Short problem: Each line that contains the word "playtime" counts once; give the total for the records below and nothing else.

Material provided:
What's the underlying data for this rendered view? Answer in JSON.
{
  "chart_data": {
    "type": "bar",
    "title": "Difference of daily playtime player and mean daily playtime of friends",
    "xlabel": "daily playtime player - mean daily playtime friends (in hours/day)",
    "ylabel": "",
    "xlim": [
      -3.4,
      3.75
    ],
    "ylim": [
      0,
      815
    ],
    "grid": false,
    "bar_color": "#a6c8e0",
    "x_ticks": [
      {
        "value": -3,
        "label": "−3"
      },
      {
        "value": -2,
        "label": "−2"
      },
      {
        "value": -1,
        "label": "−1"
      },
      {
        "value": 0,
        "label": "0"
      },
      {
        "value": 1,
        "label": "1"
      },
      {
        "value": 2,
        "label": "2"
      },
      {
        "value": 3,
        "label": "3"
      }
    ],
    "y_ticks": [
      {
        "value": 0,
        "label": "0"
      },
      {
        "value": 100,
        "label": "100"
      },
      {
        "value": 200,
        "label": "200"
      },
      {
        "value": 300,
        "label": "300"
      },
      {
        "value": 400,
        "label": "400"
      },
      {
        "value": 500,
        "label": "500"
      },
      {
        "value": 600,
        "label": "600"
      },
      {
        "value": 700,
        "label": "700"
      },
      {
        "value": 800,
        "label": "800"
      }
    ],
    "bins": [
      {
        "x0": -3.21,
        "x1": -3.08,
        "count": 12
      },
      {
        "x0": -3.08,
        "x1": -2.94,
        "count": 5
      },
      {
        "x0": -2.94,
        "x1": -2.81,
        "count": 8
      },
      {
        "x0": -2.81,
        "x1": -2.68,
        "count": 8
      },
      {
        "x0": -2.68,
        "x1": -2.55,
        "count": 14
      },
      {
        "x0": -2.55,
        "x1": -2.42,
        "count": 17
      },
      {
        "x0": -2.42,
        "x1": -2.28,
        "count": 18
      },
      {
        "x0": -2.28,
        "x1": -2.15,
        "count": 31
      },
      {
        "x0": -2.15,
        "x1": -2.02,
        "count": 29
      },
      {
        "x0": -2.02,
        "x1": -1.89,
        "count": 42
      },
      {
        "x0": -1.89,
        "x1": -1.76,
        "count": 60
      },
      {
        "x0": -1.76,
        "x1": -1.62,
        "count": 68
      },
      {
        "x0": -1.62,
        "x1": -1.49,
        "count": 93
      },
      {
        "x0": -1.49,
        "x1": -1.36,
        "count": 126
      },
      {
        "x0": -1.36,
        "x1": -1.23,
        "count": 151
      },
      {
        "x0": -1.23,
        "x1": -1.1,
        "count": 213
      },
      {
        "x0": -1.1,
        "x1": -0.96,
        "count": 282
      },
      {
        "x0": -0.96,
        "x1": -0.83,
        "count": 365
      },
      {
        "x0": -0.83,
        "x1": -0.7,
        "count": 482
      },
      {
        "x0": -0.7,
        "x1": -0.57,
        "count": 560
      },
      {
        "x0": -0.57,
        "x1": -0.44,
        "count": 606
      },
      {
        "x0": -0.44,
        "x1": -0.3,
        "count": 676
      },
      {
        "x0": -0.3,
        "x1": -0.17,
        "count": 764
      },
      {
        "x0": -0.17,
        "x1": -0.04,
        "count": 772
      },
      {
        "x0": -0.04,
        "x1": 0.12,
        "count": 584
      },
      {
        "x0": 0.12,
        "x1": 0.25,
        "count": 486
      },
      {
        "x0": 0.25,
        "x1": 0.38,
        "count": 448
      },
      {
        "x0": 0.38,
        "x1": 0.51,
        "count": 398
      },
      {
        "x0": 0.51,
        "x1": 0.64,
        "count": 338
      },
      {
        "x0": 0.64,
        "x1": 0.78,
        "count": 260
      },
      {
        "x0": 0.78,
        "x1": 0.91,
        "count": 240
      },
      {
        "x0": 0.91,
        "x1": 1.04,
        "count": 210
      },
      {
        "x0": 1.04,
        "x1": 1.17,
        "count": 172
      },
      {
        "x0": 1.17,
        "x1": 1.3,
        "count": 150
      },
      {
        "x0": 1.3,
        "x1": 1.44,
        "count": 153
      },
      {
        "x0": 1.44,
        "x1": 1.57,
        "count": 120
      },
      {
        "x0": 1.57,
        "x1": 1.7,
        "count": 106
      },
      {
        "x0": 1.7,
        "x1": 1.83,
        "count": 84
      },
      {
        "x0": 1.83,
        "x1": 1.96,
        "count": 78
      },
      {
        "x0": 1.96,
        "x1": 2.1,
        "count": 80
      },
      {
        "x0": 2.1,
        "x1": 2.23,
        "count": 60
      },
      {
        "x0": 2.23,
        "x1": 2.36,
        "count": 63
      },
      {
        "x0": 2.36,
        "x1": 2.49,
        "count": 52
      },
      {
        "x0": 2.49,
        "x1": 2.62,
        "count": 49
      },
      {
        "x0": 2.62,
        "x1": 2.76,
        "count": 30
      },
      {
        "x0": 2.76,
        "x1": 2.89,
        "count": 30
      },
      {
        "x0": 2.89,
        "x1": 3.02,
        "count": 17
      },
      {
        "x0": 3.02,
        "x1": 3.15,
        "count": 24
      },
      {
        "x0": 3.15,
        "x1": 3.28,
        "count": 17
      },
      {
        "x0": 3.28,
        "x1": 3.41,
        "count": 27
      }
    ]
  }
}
---
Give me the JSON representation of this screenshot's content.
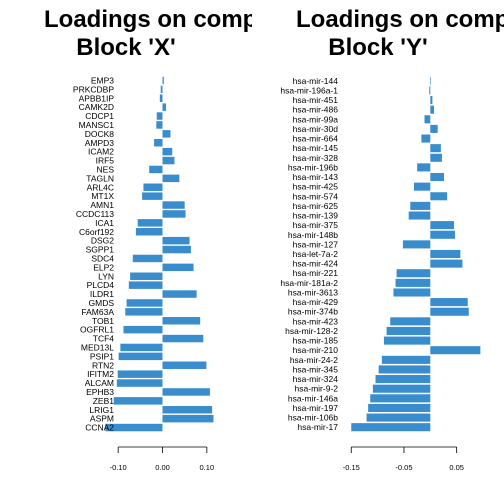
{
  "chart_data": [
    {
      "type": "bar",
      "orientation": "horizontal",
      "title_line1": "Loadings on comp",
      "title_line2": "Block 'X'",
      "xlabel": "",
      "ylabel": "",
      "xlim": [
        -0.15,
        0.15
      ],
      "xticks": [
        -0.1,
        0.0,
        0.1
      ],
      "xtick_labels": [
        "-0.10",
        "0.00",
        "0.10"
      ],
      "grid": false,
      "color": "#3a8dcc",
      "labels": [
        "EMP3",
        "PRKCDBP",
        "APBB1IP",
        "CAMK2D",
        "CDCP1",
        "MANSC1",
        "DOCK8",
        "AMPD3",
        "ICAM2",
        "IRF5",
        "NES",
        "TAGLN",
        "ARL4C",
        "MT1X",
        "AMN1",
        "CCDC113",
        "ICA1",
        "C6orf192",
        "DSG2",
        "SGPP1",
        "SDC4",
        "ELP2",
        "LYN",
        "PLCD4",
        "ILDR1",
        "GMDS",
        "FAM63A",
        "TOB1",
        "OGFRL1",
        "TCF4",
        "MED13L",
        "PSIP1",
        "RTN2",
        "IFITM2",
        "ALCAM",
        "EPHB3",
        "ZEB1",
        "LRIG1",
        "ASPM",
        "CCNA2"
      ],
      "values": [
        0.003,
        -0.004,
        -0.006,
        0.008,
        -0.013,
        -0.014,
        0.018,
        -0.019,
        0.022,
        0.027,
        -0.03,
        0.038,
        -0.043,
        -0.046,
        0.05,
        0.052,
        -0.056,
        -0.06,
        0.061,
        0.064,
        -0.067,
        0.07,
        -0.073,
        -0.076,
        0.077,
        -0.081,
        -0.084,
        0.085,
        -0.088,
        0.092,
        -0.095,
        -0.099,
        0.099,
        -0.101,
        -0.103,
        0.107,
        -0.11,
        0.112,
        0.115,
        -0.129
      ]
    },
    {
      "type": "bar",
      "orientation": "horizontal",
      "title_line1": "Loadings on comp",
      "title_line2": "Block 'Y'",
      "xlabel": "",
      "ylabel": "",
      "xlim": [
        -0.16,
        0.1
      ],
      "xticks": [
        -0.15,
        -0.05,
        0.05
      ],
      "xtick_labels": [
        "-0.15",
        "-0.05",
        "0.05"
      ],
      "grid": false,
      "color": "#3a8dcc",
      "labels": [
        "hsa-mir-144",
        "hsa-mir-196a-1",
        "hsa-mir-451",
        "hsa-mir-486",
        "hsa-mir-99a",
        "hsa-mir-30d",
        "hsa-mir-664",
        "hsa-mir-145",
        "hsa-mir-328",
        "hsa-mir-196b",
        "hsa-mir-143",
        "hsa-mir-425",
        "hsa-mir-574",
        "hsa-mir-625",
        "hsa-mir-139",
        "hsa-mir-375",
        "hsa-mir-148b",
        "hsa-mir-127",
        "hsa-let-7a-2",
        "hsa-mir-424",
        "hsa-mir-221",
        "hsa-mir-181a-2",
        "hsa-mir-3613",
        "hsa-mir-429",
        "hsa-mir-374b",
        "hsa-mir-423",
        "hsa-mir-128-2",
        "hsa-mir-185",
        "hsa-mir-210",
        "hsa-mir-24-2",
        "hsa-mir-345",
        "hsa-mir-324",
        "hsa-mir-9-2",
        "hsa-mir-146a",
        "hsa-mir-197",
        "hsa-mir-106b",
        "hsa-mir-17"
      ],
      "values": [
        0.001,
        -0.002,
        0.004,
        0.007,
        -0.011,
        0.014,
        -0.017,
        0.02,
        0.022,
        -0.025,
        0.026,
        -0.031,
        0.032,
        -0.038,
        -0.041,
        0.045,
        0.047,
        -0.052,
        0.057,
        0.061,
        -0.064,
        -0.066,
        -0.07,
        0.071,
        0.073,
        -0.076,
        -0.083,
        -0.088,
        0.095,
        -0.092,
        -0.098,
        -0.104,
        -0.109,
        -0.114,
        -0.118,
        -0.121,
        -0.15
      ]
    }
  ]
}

Answer for this exercise: 2